LISTED RECORDS
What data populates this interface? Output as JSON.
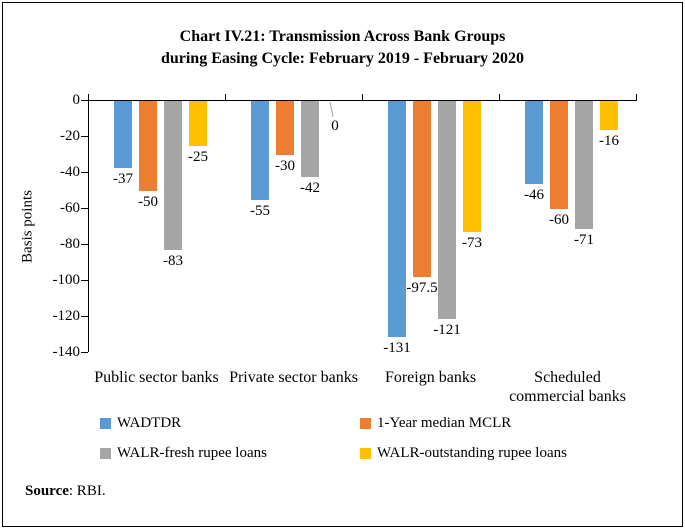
{
  "chart_data": {
    "type": "bar",
    "title_lines": [
      "Chart IV.21: Transmission Across Bank Groups",
      "during Easing Cycle: February 2019 - February 2020"
    ],
    "ylabel": "Basis points",
    "categories": [
      "Public sector banks",
      "Private sector banks",
      "Foreign banks",
      "Scheduled commercial banks"
    ],
    "categories_display": [
      [
        "Public sector banks"
      ],
      [
        "Private sector banks"
      ],
      [
        "Foreign banks"
      ],
      [
        "Scheduled",
        "commercial banks"
      ]
    ],
    "series": [
      {
        "name": "WADTDR",
        "color": "#5B9BD5",
        "values": [
          -37,
          -55,
          -131,
          -46
        ]
      },
      {
        "name": "1-Year median MCLR",
        "color": "#ED7D31",
        "values": [
          -50,
          -30,
          -97.5,
          -60
        ]
      },
      {
        "name": "WALR-fresh rupee loans",
        "color": "#A5A5A5",
        "values": [
          -83,
          -42,
          -121,
          -71
        ]
      },
      {
        "name": "WALR-outstanding rupee loans",
        "color": "#FFC000",
        "values": [
          -25,
          0,
          -73,
          -16
        ]
      }
    ],
    "ylim": [
      0,
      -140
    ],
    "yticks": [
      0,
      -20,
      -40,
      -60,
      -80,
      -100,
      -120,
      -140
    ],
    "grid": false,
    "legend_position": "bottom",
    "axis_color": "#000000"
  },
  "source": {
    "bold": "Source",
    "rest": ": RBI."
  }
}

EXERCISE OBJECTIVE
Pictures in the records must not appear in the copy; transcribe everything else precisely.

PROBLEM SOLUTION
What data populates this interface? Output as JSON.
{
  "chart_data": {
    "type": "bar",
    "title_lines": [
      "Chart IV.21: Transmission Across Bank Groups",
      "during Easing Cycle: February 2019 - February 2020"
    ],
    "ylabel": "Basis points",
    "categories": [
      "Public sector banks",
      "Private sector banks",
      "Foreign banks",
      "Scheduled commercial banks"
    ],
    "categories_display": [
      [
        "Public sector banks"
      ],
      [
        "Private sector banks"
      ],
      [
        "Foreign banks"
      ],
      [
        "Scheduled",
        "commercial banks"
      ]
    ],
    "series": [
      {
        "name": "WADTDR",
        "color": "#5B9BD5",
        "values": [
          -37,
          -55,
          -131,
          -46
        ]
      },
      {
        "name": "1-Year median MCLR",
        "color": "#ED7D31",
        "values": [
          -50,
          -30,
          -97.5,
          -60
        ]
      },
      {
        "name": "WALR-fresh rupee loans",
        "color": "#A5A5A5",
        "values": [
          -83,
          -42,
          -121,
          -71
        ]
      },
      {
        "name": "WALR-outstanding rupee loans",
        "color": "#FFC000",
        "values": [
          -25,
          0,
          -73,
          -16
        ]
      }
    ],
    "ylim": [
      0,
      -140
    ],
    "yticks": [
      0,
      -20,
      -40,
      -60,
      -80,
      -100,
      -120,
      -140
    ],
    "grid": false,
    "legend_position": "bottom",
    "axis_color": "#000000"
  },
  "source": {
    "bold": "Source",
    "rest": ": RBI."
  }
}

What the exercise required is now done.